* [Task inputs]:
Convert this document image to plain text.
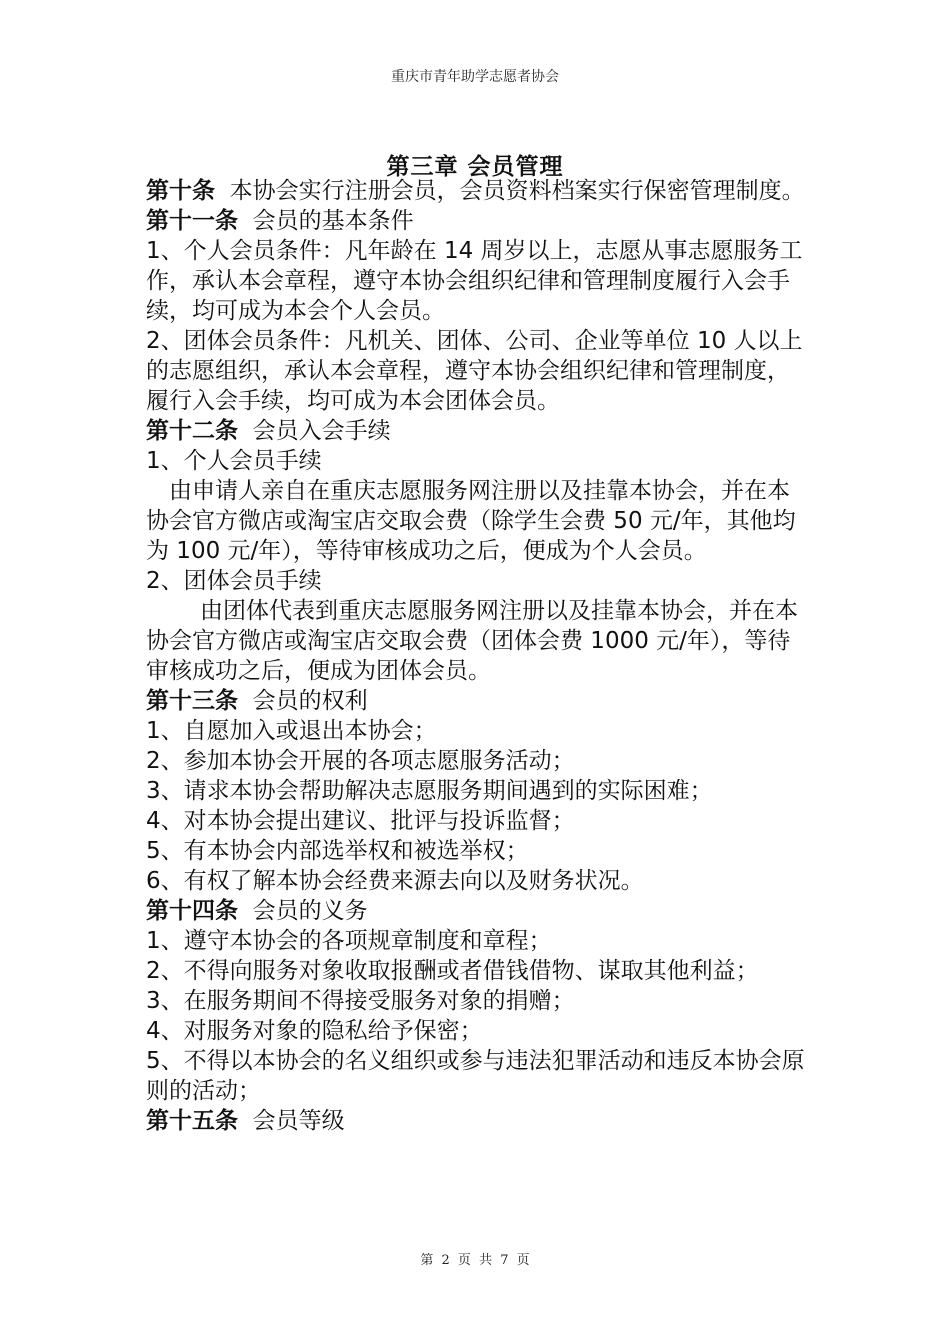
重庆市青年助学志愿者协会
第三章 会员管理

第十条 本协会实行注册会员，会员资料档案实行保密管理制度。

第十一条 会员的基本条件

1、个人会员条件：凡年龄在 14 周岁以上，志愿从事志愿服务工作，承认本会章程，遵守本协会组织纪律和管理制度履行入会手续，均可成为本会个人会员。

2、团体会员条件：凡机关、团体、公司、企业等单位 10 人以上的志愿组织，承认本会章程，遵守本协会组织纪律和管理制度，履行入会手续，均可成为本会团体会员。

第十二条 会员入会手续

1、个人会员手续

由申请人亲自在重庆志愿服务网注册以及挂靠本协会，并在本协会官方微店或淘宝店交取会费（除学生会费 50 元/年，其他均为 100 元/年），等待审核成功之后，便成为个人会员。

2、团体会员手续

由团体代表到重庆志愿服务网注册以及挂靠本协会，并在本协会官方微店或淘宝店交取会费（团体会费 1000 元/年），等待审核成功之后，便成为团体会员。

第十三条 会员的权利

1、自愿加入或退出本协会；

2、参加本协会开展的各项志愿服务活动；

3、请求本协会帮助解决志愿服务期间遇到的实际困难；

4、对本协会提出建议、批评与投诉监督；

5、有本协会内部选举权和被选举权；

6、有权了解本协会经费来源去向以及财务状况。

第十四条 会员的义务

1、遵守本协会的各项规章制度和章程；

2、不得向服务对象收取报酬或者借钱借物、谋取其他利益；

3、在服务期间不得接受服务对象的捐赠；

4、对服务对象的隐私给予保密；

5、不得以本协会的名义组织或参与违法犯罪活动和违反本协会原则的活动；

第十五条 会员等级

第 2 页 共 7 页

* [What the task asks]:
Take the listing above and restate it word for word, without its pictures.

* [Expected output]:
Convert this document image to plain text.
重庆市青年助学志愿者协会
第三章 会员管理

第十条 本协会实行注册会员，会员资料档案实行保密管理制度。

第十一条 会员的基本条件

1、个人会员条件：凡年龄在 14 周岁以上，志愿从事志愿服务工作，承认本会章程，遵守本协会组织纪律和管理制度履行入会手续，均可成为本会个人会员。

2、团体会员条件：凡机关、团体、公司、企业等单位 10 人以上的志愿组织，承认本会章程，遵守本协会组织纪律和管理制度，履行入会手续，均可成为本会团体会员。

第十二条 会员入会手续

1、个人会员手续

由申请人亲自在重庆志愿服务网注册以及挂靠本协会，并在本协会官方微店或淘宝店交取会费（除学生会费 50 元/年，其他均为 100 元/年），等待审核成功之后，便成为个人会员。

2、团体会员手续

由团体代表到重庆志愿服务网注册以及挂靠本协会，并在本协会官方微店或淘宝店交取会费（团体会费 1000 元/年），等待审核成功之后，便成为团体会员。

第十三条 会员的权利

1、自愿加入或退出本协会；

2、参加本协会开展的各项志愿服务活动；

3、请求本协会帮助解决志愿服务期间遇到的实际困难；

4、对本协会提出建议、批评与投诉监督；

5、有本协会内部选举权和被选举权；

6、有权了解本协会经费来源去向以及财务状况。

第十四条 会员的义务

1、遵守本协会的各项规章制度和章程；

2、不得向服务对象收取报酬或者借钱借物、谋取其他利益；

3、在服务期间不得接受服务对象的捐赠；

4、对服务对象的隐私给予保密；

5、不得以本协会的名义组织或参与违法犯罪活动和违反本协会原则的活动；

第十五条 会员等级

第 2 页 共 7 页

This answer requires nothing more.